Begin ARTICLE

They are operating divisions of the same corporation which has a unified management.

I don’t mean to imply or concede that the case would necessarily be different if it were — if they were subsidiary corporations but they’re not.

McKesson also claims support for the view that Congress wouldn’t have wanted to preclude the dual manufacturer, that is the manufacturer who operates also as a wholesaler, wouldn’t have wanted to preclude it from using fair trade, claims support for that in legislative history.

Now, before turning, as I will very briefly, in a moment to the committee reports and the debates, I would like to emphasize two background facts which we think are key importance if there’s any necessity at all in this case of looking the legislative history.

The first is, that all of the states which have fair trade laws, have in those laws phrases similar to what appears in this proviso paragraph.

All of them state, that agreements between wholesalers, between producers, between retailers are not permitted.

There’s some — there are some variations in language.

Some say between wholesalers, others between, and among, and so on.

But they all have comparable language.

The Federal Act took over that language and it added the further final phrase or between persons, firms, or corporations in competition with each other.

Now, that last phrase was added, as Senator Tydings stated, was added to the Miller-Tydings bill at the suggestion of the Attorney General to remove certain objections which he had and for purposes of clarity.

But the point I would emphasize particularly here, is that we don’t have, in this case, a situation like — well, a situation where it can be argued as it was in the Schwegmann case.

That the Federal Act needs to be broadly interpreted in order to give play to the basic scheme of the state laws, because the fact here is, that all of the state laws have comparable language and have had since their inception.

Now, there’s a second point which stands out from the standpoint of history.I’ve already alluded to it.

End ARTICLE
Begin ITEMS

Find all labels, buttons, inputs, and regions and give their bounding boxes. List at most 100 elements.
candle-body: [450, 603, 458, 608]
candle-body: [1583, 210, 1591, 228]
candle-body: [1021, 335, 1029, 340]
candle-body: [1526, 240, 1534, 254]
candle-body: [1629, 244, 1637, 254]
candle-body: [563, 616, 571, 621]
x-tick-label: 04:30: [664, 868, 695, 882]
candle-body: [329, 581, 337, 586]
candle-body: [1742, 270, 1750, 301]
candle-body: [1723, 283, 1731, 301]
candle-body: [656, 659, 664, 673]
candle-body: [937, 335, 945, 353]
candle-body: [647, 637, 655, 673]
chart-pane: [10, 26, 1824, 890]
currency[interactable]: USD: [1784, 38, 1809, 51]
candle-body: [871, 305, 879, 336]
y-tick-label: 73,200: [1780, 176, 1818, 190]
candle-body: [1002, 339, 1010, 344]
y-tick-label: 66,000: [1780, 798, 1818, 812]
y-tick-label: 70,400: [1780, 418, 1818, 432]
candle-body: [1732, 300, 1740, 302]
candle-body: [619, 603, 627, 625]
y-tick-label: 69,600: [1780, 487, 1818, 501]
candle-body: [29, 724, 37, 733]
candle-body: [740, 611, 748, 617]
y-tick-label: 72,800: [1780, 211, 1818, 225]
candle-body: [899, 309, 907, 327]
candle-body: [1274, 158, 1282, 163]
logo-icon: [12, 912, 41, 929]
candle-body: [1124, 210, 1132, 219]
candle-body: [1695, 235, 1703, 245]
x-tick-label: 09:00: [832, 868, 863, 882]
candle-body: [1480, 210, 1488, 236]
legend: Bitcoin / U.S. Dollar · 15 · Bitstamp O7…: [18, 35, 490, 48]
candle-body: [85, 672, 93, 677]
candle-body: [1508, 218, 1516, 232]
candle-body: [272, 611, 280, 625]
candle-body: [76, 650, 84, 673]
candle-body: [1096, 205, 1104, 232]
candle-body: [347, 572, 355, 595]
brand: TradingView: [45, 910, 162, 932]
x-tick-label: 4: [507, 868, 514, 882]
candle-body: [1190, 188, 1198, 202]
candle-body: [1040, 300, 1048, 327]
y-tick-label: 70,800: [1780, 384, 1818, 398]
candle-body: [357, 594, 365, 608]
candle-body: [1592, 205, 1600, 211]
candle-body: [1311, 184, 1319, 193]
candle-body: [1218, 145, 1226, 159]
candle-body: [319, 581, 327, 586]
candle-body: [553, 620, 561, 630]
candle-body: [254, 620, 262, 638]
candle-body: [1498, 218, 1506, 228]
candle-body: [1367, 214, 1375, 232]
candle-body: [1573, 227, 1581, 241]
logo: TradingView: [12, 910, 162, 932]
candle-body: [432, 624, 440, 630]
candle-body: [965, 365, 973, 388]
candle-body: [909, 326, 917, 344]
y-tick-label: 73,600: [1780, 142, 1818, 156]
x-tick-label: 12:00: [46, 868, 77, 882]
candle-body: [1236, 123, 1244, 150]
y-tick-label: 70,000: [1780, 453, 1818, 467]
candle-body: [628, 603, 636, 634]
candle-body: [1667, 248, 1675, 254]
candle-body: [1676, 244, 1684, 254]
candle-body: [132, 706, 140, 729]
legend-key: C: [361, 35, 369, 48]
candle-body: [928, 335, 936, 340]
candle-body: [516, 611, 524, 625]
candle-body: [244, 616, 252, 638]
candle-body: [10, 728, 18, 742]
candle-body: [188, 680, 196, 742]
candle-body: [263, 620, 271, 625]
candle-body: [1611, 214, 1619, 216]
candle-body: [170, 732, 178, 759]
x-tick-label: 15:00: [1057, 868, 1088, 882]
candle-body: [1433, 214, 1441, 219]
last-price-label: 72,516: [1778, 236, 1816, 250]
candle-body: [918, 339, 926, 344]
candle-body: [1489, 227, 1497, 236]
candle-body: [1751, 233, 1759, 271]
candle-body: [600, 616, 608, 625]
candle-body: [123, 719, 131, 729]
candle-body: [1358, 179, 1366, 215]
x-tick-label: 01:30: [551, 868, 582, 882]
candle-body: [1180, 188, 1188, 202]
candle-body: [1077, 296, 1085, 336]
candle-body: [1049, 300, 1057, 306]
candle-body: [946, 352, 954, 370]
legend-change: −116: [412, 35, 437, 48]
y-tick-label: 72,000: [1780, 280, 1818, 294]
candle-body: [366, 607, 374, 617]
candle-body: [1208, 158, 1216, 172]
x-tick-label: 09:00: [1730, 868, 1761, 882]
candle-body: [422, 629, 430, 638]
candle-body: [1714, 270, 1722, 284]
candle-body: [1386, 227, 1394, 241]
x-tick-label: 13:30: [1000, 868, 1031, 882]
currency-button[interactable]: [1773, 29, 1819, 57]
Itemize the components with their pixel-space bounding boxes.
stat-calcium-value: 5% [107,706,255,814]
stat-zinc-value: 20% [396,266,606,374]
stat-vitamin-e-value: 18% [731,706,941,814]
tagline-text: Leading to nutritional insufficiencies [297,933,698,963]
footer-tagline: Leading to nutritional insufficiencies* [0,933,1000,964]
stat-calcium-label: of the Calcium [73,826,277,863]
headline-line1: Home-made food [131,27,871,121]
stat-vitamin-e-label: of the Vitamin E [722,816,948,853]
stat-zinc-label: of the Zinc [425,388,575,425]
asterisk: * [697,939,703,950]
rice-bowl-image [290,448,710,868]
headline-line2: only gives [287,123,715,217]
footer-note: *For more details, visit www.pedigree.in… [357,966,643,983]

End ITEMS

Translate this sentence from the argument on fair trade laws into Spanish: "The first is, that all of the states which have fair trade laws, have in those laws phrases similar to what appears in this proviso paragraph."

La primera es que todos los estados que tienen leyes de comercio justo tienen en esas leyes frases similares a lo que aparece en este párrafo de salvedad.